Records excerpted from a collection
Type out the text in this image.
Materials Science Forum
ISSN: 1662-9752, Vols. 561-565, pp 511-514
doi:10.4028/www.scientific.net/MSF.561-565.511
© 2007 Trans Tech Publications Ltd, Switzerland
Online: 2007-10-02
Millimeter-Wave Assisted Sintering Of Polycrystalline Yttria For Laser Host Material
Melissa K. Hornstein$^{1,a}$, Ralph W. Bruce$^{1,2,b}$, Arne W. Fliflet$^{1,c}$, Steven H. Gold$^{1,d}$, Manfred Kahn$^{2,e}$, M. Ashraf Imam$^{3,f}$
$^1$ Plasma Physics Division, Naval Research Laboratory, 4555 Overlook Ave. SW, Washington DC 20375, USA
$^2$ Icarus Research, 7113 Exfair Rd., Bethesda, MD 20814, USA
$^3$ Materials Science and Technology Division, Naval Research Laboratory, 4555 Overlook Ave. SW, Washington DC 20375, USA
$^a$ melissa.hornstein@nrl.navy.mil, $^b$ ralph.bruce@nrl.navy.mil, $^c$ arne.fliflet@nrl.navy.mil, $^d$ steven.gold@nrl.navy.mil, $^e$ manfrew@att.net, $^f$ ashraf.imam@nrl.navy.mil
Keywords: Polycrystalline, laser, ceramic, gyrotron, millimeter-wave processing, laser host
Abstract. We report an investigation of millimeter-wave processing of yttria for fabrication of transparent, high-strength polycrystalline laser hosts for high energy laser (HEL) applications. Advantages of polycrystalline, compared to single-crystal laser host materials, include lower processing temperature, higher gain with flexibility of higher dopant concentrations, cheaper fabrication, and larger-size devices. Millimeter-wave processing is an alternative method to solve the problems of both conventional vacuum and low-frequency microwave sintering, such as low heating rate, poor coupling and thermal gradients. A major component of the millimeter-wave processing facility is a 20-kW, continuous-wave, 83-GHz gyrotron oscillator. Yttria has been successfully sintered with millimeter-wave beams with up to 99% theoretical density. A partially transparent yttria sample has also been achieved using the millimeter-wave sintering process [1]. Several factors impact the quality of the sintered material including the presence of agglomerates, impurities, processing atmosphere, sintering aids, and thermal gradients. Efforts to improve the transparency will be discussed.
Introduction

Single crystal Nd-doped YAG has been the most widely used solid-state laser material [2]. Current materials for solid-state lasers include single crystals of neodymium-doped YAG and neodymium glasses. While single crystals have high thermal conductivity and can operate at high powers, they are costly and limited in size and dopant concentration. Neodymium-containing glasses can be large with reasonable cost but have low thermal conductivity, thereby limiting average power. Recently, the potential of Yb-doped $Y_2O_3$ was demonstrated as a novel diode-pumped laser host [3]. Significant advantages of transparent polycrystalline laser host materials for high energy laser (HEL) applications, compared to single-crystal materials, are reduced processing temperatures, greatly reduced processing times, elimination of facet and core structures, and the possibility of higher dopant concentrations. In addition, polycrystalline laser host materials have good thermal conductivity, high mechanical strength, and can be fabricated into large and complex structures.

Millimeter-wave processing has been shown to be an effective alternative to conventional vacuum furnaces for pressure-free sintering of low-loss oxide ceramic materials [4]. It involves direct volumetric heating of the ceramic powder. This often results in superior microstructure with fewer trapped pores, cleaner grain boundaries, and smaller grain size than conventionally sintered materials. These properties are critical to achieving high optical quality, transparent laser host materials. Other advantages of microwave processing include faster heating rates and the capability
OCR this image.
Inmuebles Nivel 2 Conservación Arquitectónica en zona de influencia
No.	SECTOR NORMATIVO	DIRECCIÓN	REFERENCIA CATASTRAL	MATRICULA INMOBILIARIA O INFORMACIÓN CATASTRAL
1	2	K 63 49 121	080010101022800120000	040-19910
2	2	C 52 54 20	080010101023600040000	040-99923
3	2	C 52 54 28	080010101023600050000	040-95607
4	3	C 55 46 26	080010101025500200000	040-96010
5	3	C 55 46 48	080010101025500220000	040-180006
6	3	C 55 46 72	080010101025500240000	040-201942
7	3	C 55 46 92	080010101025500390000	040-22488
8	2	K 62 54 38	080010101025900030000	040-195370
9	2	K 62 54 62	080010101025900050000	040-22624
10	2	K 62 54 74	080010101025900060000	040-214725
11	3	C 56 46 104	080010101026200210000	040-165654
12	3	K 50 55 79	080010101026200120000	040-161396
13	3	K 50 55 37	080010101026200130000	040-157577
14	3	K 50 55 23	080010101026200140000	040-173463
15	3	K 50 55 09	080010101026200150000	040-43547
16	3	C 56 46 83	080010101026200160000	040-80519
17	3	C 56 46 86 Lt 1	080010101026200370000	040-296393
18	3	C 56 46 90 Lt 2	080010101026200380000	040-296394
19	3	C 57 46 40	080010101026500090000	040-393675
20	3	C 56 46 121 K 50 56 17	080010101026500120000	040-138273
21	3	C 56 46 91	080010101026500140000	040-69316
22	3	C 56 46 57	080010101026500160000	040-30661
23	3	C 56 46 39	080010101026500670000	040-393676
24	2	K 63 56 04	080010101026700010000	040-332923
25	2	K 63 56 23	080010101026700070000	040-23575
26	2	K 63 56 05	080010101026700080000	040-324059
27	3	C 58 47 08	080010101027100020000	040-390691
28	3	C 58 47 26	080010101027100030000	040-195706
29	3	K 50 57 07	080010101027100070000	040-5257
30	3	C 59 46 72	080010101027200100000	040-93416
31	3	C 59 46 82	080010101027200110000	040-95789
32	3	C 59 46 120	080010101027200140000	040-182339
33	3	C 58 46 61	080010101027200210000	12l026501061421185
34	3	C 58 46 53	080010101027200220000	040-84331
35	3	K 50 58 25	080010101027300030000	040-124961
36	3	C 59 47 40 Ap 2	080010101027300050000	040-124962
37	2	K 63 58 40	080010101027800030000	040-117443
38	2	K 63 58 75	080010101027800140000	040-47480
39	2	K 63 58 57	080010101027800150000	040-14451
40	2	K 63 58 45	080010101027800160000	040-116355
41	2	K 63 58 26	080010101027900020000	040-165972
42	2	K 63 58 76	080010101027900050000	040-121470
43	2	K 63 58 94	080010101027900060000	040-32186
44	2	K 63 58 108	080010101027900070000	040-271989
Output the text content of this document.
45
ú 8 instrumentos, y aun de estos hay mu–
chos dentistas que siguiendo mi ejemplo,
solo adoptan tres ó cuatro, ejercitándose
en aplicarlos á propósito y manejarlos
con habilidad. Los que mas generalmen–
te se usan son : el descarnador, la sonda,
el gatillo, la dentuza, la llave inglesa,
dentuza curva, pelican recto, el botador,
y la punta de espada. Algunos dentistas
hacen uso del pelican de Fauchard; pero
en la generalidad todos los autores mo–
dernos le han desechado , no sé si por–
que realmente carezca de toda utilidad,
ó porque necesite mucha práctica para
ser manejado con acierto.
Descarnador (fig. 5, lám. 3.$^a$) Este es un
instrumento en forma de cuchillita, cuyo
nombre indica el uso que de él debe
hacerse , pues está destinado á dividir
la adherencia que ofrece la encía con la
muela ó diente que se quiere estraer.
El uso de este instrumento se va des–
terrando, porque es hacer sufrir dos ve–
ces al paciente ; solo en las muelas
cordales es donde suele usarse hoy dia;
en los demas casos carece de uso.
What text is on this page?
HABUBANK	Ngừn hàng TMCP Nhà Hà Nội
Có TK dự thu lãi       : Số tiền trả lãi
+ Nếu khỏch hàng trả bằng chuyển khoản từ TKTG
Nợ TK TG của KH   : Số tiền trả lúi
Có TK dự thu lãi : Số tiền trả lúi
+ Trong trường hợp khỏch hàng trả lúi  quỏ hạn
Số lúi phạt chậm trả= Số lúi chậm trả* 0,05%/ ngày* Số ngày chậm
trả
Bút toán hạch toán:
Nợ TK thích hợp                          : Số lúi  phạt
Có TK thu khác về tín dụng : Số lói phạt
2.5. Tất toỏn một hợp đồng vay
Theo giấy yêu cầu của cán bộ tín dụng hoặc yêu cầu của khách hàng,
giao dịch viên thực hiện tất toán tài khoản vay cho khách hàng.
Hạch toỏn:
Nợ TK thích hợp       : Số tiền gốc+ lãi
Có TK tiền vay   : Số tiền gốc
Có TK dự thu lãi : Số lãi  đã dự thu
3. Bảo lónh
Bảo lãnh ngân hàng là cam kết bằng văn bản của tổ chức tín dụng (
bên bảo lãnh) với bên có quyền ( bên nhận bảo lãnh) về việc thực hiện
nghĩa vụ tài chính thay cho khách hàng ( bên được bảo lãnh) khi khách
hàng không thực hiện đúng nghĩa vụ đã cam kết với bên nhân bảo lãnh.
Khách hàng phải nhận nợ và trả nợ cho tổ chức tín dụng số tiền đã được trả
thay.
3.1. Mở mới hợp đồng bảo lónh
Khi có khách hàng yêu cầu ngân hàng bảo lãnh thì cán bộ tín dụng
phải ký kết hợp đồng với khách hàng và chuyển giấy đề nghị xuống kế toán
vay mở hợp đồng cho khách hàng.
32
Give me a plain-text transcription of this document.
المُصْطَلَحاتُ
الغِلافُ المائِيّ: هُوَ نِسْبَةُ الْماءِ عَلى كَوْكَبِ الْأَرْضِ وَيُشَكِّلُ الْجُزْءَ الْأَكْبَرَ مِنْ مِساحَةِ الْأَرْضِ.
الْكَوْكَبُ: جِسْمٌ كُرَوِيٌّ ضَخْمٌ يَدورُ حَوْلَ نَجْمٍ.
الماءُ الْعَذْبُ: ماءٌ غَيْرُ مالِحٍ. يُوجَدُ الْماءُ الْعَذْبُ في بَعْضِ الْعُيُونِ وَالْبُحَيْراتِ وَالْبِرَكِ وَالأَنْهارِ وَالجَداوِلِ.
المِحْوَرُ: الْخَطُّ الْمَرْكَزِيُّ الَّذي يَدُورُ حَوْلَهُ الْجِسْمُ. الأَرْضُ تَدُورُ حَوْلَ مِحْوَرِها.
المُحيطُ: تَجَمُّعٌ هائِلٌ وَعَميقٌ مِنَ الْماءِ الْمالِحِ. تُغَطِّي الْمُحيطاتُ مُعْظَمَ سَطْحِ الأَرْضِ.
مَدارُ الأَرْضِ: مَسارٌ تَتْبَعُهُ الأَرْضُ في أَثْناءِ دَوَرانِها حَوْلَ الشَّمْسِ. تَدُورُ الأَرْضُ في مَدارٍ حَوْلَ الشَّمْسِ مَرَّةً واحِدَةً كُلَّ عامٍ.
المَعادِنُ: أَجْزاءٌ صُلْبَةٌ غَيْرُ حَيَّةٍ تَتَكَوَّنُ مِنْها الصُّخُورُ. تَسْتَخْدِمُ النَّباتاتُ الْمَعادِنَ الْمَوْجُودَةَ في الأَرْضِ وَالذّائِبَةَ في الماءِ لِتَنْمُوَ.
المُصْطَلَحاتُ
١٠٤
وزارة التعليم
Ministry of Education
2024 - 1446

## [Problem statement]
Search the data for "hiện". Copy every line that has it.

## [Exercise output]
giao dịch viên thực hiện tất toán tài khoản vay cho khách hàng.
bên bảo lãnh) với bên có quyền ( bên nhận bảo lãnh) về việc thực hiện
hàng không thực hiện đúng nghĩa vụ đã cam kết với bên nhân bảo lãnh.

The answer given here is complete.